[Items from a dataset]
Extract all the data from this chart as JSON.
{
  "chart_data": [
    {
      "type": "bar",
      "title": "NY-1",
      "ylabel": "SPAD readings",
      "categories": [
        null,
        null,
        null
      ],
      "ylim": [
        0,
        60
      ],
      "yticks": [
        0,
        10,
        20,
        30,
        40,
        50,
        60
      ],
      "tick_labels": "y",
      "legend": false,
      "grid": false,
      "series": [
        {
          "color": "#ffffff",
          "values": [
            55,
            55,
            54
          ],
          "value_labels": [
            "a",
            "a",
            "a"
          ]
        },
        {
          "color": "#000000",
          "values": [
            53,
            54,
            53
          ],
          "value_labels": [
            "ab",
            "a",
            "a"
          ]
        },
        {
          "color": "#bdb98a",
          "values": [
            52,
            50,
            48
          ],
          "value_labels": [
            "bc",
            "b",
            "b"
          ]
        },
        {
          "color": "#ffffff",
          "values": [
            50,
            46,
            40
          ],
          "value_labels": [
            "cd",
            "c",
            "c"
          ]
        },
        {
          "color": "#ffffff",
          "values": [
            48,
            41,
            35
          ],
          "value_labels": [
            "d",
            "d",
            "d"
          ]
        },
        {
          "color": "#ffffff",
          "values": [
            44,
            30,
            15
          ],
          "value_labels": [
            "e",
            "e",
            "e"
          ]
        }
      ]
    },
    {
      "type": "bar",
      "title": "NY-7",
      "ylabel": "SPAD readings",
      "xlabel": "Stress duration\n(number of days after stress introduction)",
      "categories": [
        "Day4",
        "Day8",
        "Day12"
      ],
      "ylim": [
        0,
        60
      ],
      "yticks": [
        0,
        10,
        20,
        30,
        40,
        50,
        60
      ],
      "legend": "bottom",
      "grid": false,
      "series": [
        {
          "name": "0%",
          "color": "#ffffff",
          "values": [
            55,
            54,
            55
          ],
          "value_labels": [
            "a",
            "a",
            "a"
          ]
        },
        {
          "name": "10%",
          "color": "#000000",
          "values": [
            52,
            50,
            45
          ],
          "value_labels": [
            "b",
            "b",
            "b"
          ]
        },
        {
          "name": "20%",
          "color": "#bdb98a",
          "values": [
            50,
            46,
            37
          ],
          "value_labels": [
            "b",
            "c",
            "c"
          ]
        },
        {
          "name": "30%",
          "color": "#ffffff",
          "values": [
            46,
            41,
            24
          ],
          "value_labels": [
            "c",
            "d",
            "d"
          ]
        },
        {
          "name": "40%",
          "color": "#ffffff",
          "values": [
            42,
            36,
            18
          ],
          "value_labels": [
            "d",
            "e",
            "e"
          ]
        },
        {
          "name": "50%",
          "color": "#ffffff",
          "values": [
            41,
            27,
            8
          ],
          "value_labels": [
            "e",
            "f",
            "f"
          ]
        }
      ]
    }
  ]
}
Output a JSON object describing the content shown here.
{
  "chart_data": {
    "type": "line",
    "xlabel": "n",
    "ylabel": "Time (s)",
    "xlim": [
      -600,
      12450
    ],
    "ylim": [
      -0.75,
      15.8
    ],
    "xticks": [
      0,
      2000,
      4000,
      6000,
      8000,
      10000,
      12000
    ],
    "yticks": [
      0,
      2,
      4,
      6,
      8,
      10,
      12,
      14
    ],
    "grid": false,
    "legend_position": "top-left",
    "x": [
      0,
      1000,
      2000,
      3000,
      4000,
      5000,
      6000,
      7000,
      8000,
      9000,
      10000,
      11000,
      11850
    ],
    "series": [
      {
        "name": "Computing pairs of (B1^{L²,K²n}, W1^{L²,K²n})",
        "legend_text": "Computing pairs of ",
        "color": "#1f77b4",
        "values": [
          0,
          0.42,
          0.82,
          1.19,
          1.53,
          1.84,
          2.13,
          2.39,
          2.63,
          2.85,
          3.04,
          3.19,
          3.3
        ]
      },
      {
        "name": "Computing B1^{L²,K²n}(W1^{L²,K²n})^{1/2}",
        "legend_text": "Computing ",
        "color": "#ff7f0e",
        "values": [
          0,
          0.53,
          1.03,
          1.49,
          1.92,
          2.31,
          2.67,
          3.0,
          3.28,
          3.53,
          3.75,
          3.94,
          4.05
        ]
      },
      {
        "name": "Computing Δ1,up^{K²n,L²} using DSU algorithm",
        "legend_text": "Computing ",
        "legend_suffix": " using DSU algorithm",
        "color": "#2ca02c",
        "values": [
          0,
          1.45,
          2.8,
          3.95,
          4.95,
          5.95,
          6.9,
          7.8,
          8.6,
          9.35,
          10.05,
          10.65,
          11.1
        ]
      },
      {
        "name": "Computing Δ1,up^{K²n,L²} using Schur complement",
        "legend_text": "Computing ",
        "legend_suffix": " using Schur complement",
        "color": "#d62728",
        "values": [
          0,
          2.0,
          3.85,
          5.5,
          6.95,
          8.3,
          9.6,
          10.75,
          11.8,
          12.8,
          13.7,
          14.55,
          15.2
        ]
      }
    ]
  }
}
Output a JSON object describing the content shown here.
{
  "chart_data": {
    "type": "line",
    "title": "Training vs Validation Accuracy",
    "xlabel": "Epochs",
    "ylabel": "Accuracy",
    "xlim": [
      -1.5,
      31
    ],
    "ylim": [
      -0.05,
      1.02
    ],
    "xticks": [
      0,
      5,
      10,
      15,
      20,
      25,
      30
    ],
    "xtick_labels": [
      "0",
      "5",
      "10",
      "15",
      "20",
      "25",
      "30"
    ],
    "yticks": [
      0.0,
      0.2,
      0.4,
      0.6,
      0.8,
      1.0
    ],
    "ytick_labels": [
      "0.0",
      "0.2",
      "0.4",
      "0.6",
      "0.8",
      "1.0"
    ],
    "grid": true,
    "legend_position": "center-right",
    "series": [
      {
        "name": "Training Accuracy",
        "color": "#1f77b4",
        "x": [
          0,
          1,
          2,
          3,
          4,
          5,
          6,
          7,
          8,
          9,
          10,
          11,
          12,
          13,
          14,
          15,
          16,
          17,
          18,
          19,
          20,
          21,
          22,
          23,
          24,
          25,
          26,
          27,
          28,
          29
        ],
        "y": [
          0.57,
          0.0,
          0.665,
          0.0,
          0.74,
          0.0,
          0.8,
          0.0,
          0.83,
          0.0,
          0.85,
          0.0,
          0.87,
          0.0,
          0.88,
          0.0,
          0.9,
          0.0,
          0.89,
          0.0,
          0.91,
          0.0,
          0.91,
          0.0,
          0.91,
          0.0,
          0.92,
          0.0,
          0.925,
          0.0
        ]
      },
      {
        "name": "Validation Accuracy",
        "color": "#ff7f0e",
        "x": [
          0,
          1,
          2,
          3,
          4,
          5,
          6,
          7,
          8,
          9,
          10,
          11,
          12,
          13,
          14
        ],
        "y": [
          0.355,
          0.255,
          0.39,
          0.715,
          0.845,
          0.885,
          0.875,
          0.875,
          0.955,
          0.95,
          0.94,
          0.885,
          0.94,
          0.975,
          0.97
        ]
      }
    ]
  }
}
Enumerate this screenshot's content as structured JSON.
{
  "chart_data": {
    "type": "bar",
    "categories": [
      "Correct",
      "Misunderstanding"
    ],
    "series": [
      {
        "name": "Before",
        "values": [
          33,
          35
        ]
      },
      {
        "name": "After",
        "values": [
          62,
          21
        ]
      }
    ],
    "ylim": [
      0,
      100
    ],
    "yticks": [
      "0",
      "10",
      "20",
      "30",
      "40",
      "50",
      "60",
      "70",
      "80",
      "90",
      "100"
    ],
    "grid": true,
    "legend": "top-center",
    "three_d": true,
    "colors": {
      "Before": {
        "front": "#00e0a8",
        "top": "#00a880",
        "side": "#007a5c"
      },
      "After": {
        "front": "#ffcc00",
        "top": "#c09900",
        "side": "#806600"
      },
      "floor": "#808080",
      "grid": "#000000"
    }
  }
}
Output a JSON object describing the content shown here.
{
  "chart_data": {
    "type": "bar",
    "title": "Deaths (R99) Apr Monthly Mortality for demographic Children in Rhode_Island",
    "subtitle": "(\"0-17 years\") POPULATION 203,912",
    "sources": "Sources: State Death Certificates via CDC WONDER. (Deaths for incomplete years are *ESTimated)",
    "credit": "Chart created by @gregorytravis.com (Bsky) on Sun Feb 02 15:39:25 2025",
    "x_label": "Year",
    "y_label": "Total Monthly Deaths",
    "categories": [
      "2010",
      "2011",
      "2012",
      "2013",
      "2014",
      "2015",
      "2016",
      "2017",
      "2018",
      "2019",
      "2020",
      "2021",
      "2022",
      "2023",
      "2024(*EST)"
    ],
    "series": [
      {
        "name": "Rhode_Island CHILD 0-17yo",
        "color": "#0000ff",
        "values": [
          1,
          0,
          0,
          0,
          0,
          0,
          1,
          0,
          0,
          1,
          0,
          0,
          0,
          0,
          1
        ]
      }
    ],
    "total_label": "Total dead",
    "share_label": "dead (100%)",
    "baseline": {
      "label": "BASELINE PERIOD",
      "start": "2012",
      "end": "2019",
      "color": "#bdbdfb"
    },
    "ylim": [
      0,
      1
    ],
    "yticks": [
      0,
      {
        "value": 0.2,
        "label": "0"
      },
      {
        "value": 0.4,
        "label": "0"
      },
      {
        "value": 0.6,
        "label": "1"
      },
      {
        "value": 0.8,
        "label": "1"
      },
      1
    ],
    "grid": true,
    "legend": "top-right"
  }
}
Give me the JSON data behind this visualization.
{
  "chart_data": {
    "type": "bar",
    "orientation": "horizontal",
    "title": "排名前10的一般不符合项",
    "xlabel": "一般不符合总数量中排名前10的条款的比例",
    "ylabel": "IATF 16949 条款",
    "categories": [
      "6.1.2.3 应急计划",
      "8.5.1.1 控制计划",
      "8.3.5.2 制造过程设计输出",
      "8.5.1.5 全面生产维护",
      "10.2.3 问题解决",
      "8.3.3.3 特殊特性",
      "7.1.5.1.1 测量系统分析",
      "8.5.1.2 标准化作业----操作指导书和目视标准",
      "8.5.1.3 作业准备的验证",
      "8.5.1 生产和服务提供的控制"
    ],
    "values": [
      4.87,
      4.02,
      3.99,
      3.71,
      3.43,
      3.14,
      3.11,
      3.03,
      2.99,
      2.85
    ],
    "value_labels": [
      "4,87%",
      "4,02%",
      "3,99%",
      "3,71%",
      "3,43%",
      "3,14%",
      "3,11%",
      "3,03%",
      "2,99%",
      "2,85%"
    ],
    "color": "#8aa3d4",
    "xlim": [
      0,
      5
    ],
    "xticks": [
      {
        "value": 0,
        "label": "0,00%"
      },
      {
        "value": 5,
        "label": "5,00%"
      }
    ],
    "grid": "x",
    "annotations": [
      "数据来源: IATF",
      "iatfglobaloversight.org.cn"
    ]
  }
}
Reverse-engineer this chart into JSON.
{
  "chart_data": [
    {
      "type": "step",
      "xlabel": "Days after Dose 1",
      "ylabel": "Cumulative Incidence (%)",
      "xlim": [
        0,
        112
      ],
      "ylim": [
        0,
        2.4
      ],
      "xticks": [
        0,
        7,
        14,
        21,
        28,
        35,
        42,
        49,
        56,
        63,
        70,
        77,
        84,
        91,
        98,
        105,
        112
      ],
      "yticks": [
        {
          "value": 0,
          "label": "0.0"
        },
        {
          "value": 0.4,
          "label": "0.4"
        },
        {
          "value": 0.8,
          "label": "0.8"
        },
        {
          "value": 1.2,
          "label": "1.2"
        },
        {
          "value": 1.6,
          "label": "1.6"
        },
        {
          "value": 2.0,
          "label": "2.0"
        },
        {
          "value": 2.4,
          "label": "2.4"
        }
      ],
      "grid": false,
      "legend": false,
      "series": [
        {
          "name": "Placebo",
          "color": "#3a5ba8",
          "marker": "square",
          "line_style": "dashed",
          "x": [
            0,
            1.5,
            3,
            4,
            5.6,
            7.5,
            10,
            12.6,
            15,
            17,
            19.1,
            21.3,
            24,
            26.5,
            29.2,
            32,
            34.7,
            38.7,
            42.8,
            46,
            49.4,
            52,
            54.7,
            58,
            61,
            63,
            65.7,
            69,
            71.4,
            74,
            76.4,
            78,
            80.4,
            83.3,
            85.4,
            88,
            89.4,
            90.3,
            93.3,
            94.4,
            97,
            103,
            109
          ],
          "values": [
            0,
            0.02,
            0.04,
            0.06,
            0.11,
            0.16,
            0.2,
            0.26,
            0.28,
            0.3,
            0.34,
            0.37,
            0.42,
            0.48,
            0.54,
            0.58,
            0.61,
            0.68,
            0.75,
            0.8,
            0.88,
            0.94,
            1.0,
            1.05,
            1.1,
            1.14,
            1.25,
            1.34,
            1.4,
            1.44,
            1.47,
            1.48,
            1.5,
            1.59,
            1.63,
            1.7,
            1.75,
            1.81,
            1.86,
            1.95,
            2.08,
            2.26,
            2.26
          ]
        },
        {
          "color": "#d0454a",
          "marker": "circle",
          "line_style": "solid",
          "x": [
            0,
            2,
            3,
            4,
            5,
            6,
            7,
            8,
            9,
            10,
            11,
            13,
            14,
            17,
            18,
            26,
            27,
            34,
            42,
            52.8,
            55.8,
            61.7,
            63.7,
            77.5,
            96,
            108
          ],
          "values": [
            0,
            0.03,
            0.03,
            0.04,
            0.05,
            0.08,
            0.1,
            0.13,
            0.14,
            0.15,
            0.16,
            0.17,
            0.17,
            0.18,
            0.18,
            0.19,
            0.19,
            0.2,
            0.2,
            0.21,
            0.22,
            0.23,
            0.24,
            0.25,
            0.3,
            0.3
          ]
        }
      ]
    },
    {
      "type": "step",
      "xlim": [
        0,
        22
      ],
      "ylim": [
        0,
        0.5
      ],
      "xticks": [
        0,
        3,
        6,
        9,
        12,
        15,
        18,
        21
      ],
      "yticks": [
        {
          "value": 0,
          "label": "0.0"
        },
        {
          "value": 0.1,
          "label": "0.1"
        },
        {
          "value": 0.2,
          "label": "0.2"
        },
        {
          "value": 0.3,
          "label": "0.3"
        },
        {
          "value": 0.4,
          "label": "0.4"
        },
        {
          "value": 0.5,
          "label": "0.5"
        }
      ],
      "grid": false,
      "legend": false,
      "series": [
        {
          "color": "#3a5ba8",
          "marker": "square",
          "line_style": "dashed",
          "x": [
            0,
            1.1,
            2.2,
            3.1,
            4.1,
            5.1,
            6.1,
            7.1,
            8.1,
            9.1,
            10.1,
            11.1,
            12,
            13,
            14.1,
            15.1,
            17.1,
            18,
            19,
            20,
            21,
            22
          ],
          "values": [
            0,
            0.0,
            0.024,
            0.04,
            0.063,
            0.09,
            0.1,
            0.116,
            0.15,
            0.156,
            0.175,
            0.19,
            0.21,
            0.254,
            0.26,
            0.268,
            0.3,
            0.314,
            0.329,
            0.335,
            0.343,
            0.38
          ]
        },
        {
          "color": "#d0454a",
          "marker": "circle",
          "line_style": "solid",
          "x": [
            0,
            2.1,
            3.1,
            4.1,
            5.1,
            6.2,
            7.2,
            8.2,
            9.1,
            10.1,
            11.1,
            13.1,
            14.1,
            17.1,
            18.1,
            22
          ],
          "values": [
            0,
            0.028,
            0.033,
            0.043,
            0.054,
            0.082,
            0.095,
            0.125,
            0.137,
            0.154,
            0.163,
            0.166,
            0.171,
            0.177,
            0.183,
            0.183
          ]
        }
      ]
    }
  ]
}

> [EXERCISE]:
From the listing above, copy every line that includes the word "this".

> [TASK RESPONSE]:
Extract all the data from this chart as JSON.
Enumerate this screenshot's content as structured JSON.
Give me the JSON data behind this visualization.
Reverse-engineer this chart into JSON.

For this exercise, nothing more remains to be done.